==== Extracted material

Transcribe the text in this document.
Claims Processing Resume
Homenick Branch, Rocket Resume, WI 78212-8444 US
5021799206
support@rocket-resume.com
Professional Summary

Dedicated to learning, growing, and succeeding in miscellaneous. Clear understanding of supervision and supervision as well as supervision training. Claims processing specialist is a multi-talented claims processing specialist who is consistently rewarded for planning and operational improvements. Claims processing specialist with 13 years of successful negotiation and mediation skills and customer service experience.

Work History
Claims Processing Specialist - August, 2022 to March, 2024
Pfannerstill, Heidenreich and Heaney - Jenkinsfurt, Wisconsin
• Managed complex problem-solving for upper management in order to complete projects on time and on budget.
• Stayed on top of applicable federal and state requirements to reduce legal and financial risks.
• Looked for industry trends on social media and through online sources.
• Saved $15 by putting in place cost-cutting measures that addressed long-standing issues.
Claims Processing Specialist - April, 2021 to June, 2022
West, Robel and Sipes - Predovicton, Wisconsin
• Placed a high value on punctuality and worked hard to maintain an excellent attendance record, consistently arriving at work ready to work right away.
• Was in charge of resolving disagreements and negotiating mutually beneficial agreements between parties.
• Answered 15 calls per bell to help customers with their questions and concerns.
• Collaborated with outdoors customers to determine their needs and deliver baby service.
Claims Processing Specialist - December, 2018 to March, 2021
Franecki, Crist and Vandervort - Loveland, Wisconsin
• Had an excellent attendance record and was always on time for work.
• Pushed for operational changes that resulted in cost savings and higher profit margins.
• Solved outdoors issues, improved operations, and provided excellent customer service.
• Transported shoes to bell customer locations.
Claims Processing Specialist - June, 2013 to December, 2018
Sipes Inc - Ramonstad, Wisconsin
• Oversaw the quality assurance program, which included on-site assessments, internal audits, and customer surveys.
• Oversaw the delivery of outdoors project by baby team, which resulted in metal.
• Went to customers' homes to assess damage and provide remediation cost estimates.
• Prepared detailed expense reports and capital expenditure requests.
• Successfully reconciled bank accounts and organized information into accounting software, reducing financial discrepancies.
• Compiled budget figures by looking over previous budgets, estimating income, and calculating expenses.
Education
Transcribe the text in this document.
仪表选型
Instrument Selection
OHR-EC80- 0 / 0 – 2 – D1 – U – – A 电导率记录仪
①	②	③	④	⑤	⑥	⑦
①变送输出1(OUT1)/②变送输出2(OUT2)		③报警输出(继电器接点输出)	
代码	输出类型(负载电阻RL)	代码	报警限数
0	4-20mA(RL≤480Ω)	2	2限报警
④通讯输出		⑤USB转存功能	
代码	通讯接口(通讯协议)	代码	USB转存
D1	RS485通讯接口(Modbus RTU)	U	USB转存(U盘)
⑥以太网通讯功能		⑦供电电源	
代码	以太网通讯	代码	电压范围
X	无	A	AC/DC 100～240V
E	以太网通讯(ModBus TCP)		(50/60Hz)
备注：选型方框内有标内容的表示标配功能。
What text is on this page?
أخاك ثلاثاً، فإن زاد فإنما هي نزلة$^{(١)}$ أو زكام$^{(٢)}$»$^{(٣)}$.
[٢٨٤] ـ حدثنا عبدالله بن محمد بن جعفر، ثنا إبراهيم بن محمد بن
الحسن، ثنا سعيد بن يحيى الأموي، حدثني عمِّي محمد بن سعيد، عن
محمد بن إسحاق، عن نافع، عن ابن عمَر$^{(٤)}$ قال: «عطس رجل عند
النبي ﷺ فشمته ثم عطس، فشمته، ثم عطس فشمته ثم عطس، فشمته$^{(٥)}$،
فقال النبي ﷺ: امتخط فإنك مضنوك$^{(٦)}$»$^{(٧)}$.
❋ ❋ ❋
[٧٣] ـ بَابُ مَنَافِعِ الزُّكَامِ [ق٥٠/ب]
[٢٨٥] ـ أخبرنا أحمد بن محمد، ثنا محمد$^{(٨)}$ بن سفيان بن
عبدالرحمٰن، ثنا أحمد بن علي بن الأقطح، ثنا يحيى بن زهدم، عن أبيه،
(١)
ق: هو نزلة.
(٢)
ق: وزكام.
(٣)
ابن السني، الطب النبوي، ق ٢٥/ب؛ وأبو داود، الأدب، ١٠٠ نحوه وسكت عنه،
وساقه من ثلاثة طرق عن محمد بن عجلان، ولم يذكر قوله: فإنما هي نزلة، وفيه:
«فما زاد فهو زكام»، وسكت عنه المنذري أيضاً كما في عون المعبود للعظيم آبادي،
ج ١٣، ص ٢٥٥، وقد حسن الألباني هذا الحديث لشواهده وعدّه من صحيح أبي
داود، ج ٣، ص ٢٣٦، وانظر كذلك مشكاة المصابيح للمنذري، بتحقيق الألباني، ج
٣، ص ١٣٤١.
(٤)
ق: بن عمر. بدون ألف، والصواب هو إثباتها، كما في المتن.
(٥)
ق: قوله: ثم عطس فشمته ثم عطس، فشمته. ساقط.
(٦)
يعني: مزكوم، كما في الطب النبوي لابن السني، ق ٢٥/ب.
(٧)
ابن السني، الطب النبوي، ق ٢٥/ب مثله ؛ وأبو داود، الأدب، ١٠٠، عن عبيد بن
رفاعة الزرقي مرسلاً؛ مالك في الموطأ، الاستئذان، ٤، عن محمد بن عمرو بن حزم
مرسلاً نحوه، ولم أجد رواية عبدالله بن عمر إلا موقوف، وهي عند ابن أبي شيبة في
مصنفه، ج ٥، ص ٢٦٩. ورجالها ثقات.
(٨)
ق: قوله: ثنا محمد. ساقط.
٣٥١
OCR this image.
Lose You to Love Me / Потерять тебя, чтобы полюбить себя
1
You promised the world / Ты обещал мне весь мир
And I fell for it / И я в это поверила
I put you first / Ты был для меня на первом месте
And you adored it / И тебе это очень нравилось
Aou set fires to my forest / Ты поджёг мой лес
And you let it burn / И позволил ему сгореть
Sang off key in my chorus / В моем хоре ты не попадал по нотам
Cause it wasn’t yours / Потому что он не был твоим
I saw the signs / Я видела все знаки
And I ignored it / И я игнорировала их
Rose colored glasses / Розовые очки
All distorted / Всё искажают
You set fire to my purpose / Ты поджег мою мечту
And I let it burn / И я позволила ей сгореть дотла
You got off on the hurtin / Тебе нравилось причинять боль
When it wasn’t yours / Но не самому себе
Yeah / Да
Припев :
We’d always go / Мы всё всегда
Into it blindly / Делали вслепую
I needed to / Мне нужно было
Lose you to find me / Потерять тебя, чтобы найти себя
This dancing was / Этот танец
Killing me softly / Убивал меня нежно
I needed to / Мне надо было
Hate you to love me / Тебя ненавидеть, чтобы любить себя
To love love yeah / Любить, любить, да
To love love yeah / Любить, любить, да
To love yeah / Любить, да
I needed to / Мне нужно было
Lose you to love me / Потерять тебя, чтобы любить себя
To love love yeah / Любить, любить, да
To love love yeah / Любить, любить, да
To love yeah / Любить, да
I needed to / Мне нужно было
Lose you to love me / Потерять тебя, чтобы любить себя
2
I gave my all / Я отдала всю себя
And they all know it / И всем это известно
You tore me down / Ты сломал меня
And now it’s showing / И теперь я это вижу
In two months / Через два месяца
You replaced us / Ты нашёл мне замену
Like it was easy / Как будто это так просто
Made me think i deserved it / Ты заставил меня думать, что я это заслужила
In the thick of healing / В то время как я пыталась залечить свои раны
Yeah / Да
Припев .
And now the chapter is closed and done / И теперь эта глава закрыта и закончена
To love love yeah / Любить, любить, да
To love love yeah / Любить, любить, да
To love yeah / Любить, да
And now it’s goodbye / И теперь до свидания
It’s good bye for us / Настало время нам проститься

========

Restate each entry exactly, skipping none.

- **Result below**:
Transcribe the text in this document.
Claims Processing Resume
Homenick Branch, Rocket Resume, WI 78212-8444 US
5021799206
support@rocket-resume.com
Professional Summary

Dedicated to learning, growing, and succeeding in miscellaneous. Clear understanding of supervision and supervision as well as supervision training. Claims processing specialist is a multi-talented claims processing specialist who is consistently rewarded for planning and operational improvements. Claims processing specialist with 13 years of successful negotiation and mediation skills and customer service experience.

Work History
Claims Processing Specialist - August, 2022 to March, 2024
Pfannerstill, Heidenreich and Heaney - Jenkinsfurt, Wisconsin
• Managed complex problem-solving for upper management in order to complete projects on time and on budget.
• Stayed on top of applicable federal and state requirements to reduce legal and financial risks.
• Looked for industry trends on social media and through online sources.
• Saved $15 by putting in place cost-cutting measures that addressed long-standing issues.
Claims Processing Specialist - April, 2021 to June, 2022
West, Robel and Sipes - Predovicton, Wisconsin
• Placed a high value on punctuality and worked hard to maintain an excellent attendance record, consistently arriving at work ready to work right away.
• Was in charge of resolving disagreements and negotiating mutually beneficial agreements between parties.
• Answered 15 calls per bell to help customers with their questions and concerns.
• Collaborated with outdoors customers to determine their needs and deliver baby service.
Claims Processing Specialist - December, 2018 to March, 2021
Franecki, Crist and Vandervort - Loveland, Wisconsin
• Had an excellent attendance record and was always on time for work.
• Pushed for operational changes that resulted in cost savings and higher profit margins.
• Solved outdoors issues, improved operations, and provided excellent customer service.
• Transported shoes to bell customer locations.
Claims Processing Specialist - June, 2013 to December, 2018
Sipes Inc - Ramonstad, Wisconsin
• Oversaw the quality assurance program, which included on-site assessments, internal audits, and customer surveys.
• Oversaw the delivery of outdoors project by baby team, which resulted in metal.
• Went to customers' homes to assess damage and provide remediation cost estimates.
• Prepared detailed expense reports and capital expenditure requests.
• Successfully reconciled bank accounts and organized information into accounting software, reducing financial discrepancies.
• Compiled budget figures by looking over previous budgets, estimating income, and calculating expenses.
Education
Transcribe the text in this document.
仪表选型
Instrument Selection
OHR-EC80- 0 / 0 – 2 – D1 – U – – A 电导率记录仪
①	②	③	④	⑤	⑥	⑦
①变送输出1(OUT1)/②变送输出2(OUT2)		③报警输出(继电器接点输出)	
代码	输出类型(负载电阻RL)	代码	报警限数
0	4-20mA(RL≤480Ω)	2	2限报警
④通讯输出		⑤USB转存功能	
代码	通讯接口(通讯协议)	代码	USB转存
D1	RS485通讯接口(Modbus RTU)	U	USB转存(U盘)
⑥以太网通讯功能		⑦供电电源	
代码	以太网通讯	代码	电压范围
X	无	A	AC/DC 100～240V
E	以太网通讯(ModBus TCP)		(50/60Hz)
备注：选型方框内有标内容的表示标配功能。
What text is on this page?
أخاك ثلاثاً، فإن زاد فإنما هي نزلة$^{(١)}$ أو زكام$^{(٢)}$»$^{(٣)}$.
[٢٨٤] ـ حدثنا عبدالله بن محمد بن جعفر، ثنا إبراهيم بن محمد بن
الحسن، ثنا سعيد بن يحيى الأموي، حدثني عمِّي محمد بن سعيد، عن
محمد بن إسحاق، عن نافع، عن ابن عمَر$^{(٤)}$ قال: «عطس رجل عند
النبي ﷺ فشمته ثم عطس، فشمته، ثم عطس فشمته ثم عطس، فشمته$^{(٥)}$،
فقال النبي ﷺ: امتخط فإنك مضنوك$^{(٦)}$»$^{(٧)}$.
❋ ❋ ❋
[٧٣] ـ بَابُ مَنَافِعِ الزُّكَامِ [ق٥٠/ب]
[٢٨٥] ـ أخبرنا أحمد بن محمد، ثنا محمد$^{(٨)}$ بن سفيان بن
عبدالرحمٰن، ثنا أحمد بن علي بن الأقطح، ثنا يحيى بن زهدم، عن أبيه،
(١)
ق: هو نزلة.
(٢)
ق: وزكام.
(٣)
ابن السني، الطب النبوي، ق ٢٥/ب؛ وأبو داود، الأدب، ١٠٠ نحوه وسكت عنه،
وساقه من ثلاثة طرق عن محمد بن عجلان، ولم يذكر قوله: فإنما هي نزلة، وفيه:
«فما زاد فهو زكام»، وسكت عنه المنذري أيضاً كما في عون المعبود للعظيم آبادي،
ج ١٣، ص ٢٥٥، وقد حسن الألباني هذا الحديث لشواهده وعدّه من صحيح أبي
داود، ج ٣، ص ٢٣٦، وانظر كذلك مشكاة المصابيح للمنذري، بتحقيق الألباني، ج
٣، ص ١٣٤١.
(٤)
ق: بن عمر. بدون ألف، والصواب هو إثباتها، كما في المتن.
(٥)
ق: قوله: ثم عطس فشمته ثم عطس، فشمته. ساقط.
(٦)
يعني: مزكوم، كما في الطب النبوي لابن السني، ق ٢٥/ب.
(٧)
ابن السني، الطب النبوي، ق ٢٥/ب مثله ؛ وأبو داود، الأدب، ١٠٠، عن عبيد بن
رفاعة الزرقي مرسلاً؛ مالك في الموطأ، الاستئذان، ٤، عن محمد بن عمرو بن حزم
مرسلاً نحوه، ولم أجد رواية عبدالله بن عمر إلا موقوف، وهي عند ابن أبي شيبة في
مصنفه، ج ٥، ص ٢٦٩. ورجالها ثقات.
(٨)
ق: قوله: ثنا محمد. ساقط.
٣٥١
OCR this image.
Lose You to Love Me / Потерять тебя, чтобы полюбить себя
1
You promised the world / Ты обещал мне весь мир
And I fell for it / И я в это поверила
I put you first / Ты был для меня на первом месте
And you adored it / И тебе это очень нравилось
Aou set fires to my forest / Ты поджёг мой лес
And you let it burn / И позволил ему сгореть
Sang off key in my chorus / В моем хоре ты не попадал по нотам
Cause it wasn’t yours / Потому что он не был твоим
I saw the signs / Я видела все знаки
And I ignored it / И я игнорировала их
Rose colored glasses / Розовые очки
All distorted / Всё искажают
You set fire to my purpose / Ты поджег мою мечту
And I let it burn / И я позволила ей сгореть дотла
You got off on the hurtin / Тебе нравилось причинять боль
When it wasn’t yours / Но не самому себе
Yeah / Да
Припев :
We’d always go / Мы всё всегда
Into it blindly / Делали вслепую
I needed to / Мне нужно было
Lose you to find me / Потерять тебя, чтобы найти себя
This dancing was / Этот танец
Killing me softly / Убивал меня нежно
I needed to / Мне надо было
Hate you to love me / Тебя ненавидеть, чтобы любить себя
To love love yeah / Любить, любить, да
To love love yeah / Любить, любить, да
To love yeah / Любить, да
I needed to / Мне нужно было
Lose you to love me / Потерять тебя, чтобы любить себя
To love love yeah / Любить, любить, да
To love love yeah / Любить, любить, да
To love yeah / Любить, да
I needed to / Мне нужно было
Lose you to love me / Потерять тебя, чтобы любить себя
2
I gave my all / Я отдала всю себя
And they all know it / И всем это известно
You tore me down / Ты сломал меня
And now it’s showing / И теперь я это вижу
In two months / Через два месяца
You replaced us / Ты нашёл мне замену
Like it was easy / Как будто это так просто
Made me think i deserved it / Ты заставил меня думать, что я это заслужила
In the thick of healing / В то время как я пыталась залечить свои раны
Yeah / Да
Припев .
And now the chapter is closed and done / И теперь эта глава закрыта и закончена
To love love yeah / Любить, любить, да
To love love yeah / Любить, любить, да
To love yeah / Любить, да
And now it’s goodbye / И теперь до свидания
It’s good bye for us / Настало время нам проститься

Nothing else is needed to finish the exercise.